WHAT TO PRODUCE
Extract every line from the records below that contains the word "this".

RECORDS FOR THE TASK
- - -

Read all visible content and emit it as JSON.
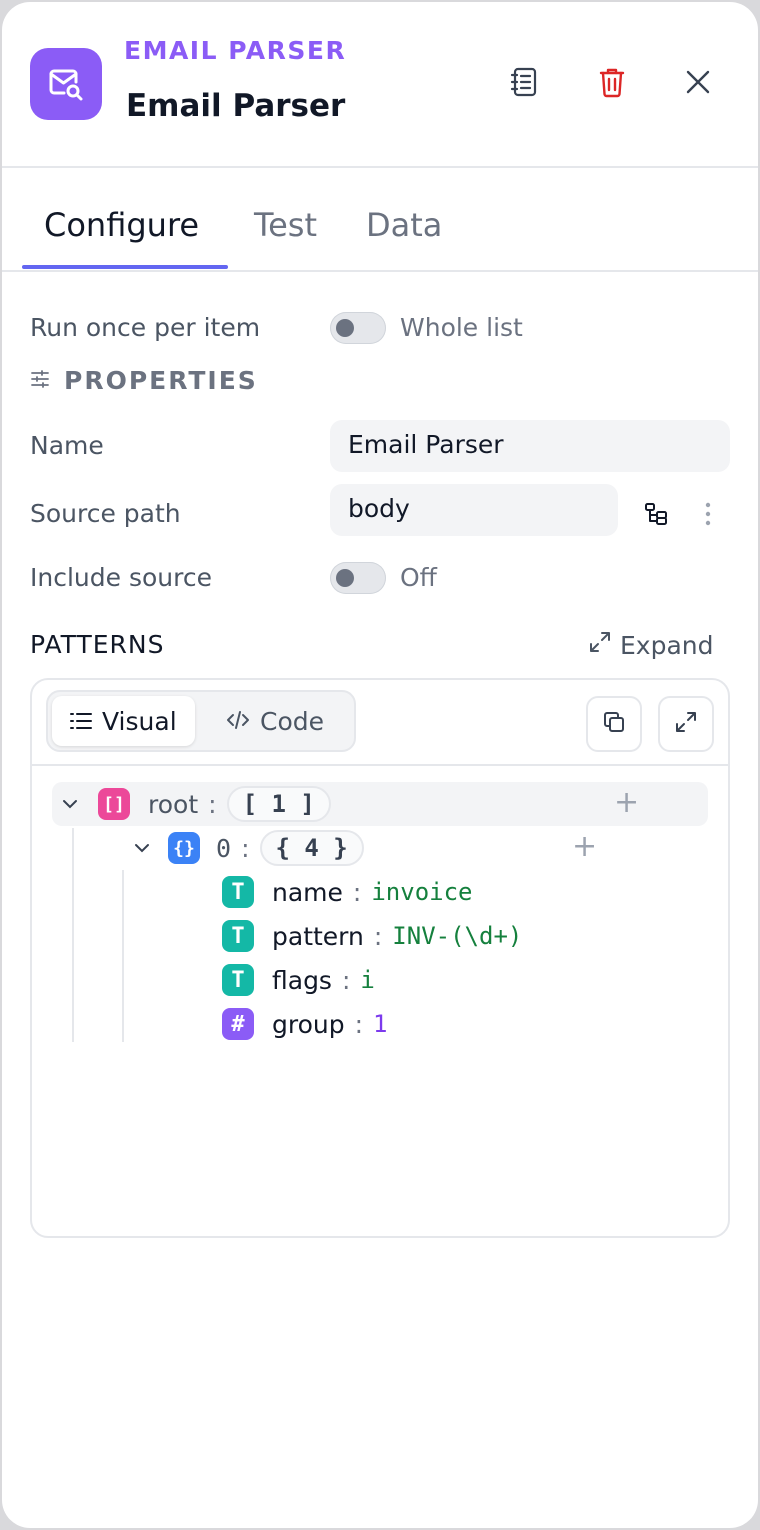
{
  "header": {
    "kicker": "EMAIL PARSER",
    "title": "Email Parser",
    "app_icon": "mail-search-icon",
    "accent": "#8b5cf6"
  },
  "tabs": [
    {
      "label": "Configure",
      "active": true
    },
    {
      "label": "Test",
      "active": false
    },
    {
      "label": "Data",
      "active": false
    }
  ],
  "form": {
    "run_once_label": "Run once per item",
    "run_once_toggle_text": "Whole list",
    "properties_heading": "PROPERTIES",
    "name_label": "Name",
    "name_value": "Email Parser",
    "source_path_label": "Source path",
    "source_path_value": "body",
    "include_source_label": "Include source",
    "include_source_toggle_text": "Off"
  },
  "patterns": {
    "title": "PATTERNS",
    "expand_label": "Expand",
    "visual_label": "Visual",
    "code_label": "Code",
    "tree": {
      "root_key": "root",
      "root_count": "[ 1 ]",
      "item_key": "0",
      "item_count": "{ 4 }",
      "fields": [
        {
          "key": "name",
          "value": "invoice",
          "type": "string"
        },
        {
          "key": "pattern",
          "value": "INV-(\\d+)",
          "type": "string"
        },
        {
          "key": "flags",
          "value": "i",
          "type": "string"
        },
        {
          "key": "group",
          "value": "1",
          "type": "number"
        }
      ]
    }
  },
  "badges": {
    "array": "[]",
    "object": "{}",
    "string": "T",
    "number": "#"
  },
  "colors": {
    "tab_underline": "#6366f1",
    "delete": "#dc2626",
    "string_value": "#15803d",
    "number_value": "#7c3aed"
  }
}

- - -

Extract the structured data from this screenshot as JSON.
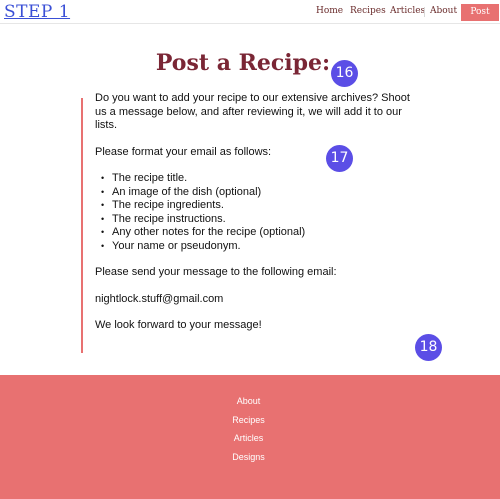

- - -

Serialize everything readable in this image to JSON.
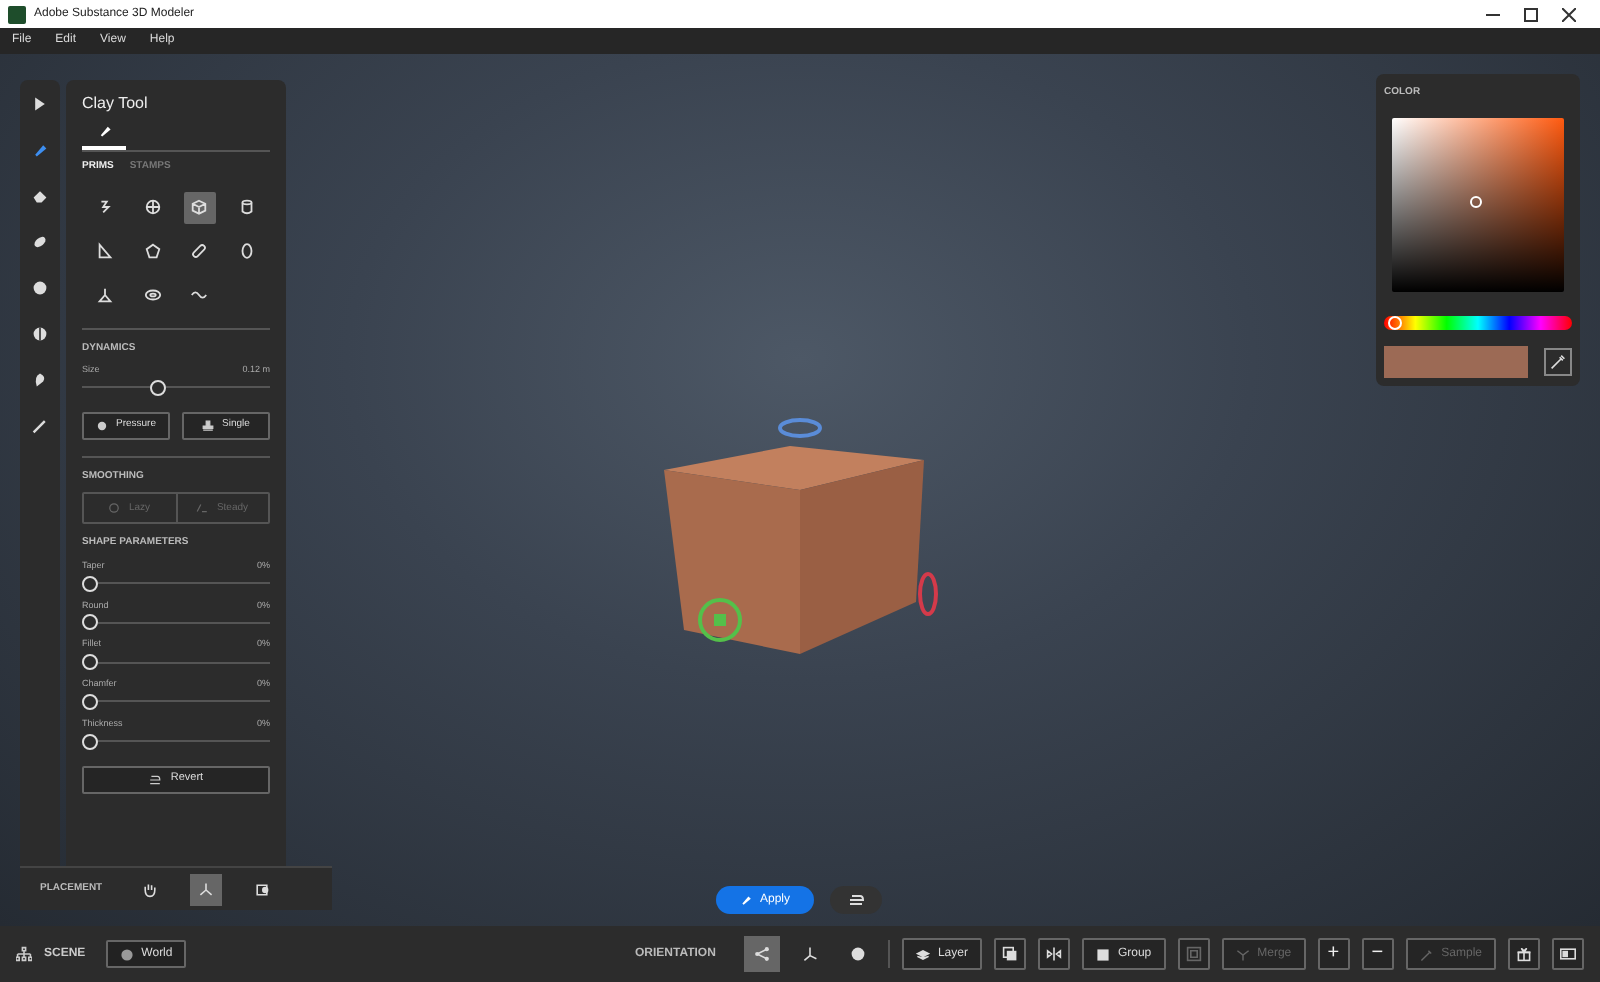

- - -

FINAL RESULT
Extract the structured data from this screenshot as JSON.
Serialize everything readable in this image to JSON.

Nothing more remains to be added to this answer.